WHAT YOU ARE ASKED TO DO
Any pictures in the records below should be skipped; write out everything else exactly.

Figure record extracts

--*--

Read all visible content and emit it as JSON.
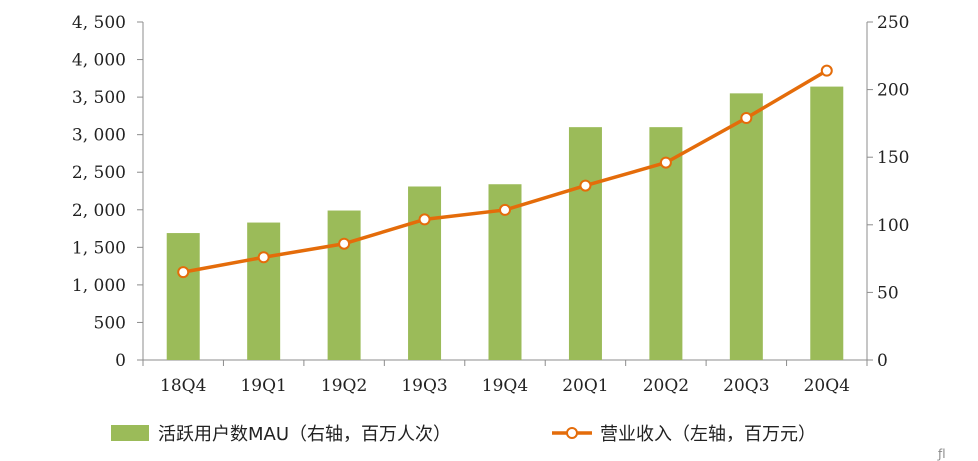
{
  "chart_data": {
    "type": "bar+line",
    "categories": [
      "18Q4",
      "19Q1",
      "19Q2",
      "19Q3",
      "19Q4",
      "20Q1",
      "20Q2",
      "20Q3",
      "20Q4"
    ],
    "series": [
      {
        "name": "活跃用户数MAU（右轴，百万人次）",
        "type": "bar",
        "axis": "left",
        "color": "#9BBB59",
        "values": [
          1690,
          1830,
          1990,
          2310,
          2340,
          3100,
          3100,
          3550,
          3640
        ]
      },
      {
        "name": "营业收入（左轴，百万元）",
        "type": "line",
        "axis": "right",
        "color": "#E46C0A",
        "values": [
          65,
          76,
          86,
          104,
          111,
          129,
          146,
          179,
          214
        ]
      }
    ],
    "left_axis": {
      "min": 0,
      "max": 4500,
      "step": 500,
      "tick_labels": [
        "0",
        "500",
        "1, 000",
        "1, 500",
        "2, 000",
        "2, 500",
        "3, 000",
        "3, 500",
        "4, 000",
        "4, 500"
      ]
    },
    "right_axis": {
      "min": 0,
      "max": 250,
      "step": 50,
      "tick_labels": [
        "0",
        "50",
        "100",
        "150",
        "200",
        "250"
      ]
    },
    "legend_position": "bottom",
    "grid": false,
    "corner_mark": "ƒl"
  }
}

--*--

IN RESPONSE
Read all visible content and emit it as JSON.
{
  "chart_data": {
    "type": "bar+line",
    "categories": [
      "18Q4",
      "19Q1",
      "19Q2",
      "19Q3",
      "19Q4",
      "20Q1",
      "20Q2",
      "20Q3",
      "20Q4"
    ],
    "series": [
      {
        "name": "活跃用户数MAU（右轴，百万人次）",
        "type": "bar",
        "axis": "left",
        "color": "#9BBB59",
        "values": [
          1690,
          1830,
          1990,
          2310,
          2340,
          3100,
          3100,
          3550,
          3640
        ]
      },
      {
        "name": "营业收入（左轴，百万元）",
        "type": "line",
        "axis": "right",
        "color": "#E46C0A",
        "values": [
          65,
          76,
          86,
          104,
          111,
          129,
          146,
          179,
          214
        ]
      }
    ],
    "left_axis": {
      "min": 0,
      "max": 4500,
      "step": 500,
      "tick_labels": [
        "0",
        "500",
        "1, 000",
        "1, 500",
        "2, 000",
        "2, 500",
        "3, 000",
        "3, 500",
        "4, 000",
        "4, 500"
      ]
    },
    "right_axis": {
      "min": 0,
      "max": 250,
      "step": 50,
      "tick_labels": [
        "0",
        "50",
        "100",
        "150",
        "200",
        "250"
      ]
    },
    "legend_position": "bottom",
    "grid": false,
    "corner_mark": "ƒl"
  }
}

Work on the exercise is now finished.